===== RECORDS PROVIDED =====

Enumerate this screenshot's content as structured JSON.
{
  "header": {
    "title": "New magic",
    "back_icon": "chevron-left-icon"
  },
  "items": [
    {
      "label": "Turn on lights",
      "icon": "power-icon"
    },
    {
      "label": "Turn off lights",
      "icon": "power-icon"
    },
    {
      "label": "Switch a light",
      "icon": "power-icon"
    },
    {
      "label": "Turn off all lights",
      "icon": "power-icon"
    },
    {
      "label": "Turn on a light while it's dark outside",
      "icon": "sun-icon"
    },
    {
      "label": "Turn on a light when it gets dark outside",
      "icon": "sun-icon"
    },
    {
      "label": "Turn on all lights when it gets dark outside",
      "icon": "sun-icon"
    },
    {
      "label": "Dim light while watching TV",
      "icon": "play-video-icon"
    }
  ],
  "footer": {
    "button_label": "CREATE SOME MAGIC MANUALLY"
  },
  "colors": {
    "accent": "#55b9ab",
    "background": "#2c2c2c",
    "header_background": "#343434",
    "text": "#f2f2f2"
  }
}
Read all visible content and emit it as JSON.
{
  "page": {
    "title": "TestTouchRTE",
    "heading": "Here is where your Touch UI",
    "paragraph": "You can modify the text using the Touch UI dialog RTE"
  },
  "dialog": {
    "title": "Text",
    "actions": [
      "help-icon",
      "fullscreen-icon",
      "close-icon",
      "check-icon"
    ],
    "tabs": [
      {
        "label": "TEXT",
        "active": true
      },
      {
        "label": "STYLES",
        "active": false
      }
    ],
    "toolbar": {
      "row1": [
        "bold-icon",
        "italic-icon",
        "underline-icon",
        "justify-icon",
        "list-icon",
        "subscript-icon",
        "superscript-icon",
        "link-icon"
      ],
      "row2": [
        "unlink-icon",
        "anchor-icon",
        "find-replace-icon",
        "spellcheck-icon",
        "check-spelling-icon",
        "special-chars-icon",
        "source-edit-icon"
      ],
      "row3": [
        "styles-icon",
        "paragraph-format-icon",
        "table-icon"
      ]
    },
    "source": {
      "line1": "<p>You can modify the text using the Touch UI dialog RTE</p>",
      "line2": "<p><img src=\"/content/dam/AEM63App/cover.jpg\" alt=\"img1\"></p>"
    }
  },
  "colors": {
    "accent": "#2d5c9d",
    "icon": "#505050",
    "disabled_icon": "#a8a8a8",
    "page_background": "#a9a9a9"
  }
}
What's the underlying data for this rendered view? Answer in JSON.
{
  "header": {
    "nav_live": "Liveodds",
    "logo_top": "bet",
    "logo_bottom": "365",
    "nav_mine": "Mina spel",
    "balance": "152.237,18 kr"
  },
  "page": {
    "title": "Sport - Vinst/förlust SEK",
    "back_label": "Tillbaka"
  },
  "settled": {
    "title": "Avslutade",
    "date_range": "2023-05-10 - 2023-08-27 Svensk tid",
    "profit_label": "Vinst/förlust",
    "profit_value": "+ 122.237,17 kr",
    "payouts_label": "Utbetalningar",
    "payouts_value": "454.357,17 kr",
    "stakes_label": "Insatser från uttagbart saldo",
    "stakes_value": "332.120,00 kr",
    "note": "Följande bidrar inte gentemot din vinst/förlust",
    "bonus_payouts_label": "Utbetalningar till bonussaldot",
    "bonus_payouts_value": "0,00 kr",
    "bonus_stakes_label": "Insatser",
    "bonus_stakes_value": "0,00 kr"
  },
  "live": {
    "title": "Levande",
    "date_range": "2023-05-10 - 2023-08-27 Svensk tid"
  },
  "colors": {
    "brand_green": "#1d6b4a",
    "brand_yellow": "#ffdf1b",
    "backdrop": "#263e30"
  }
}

=====

GIVEN TASK »
Tally how many lines of the records hold the word "Svensk". Answer with the number only.

WRITTEN RESPONSE »
2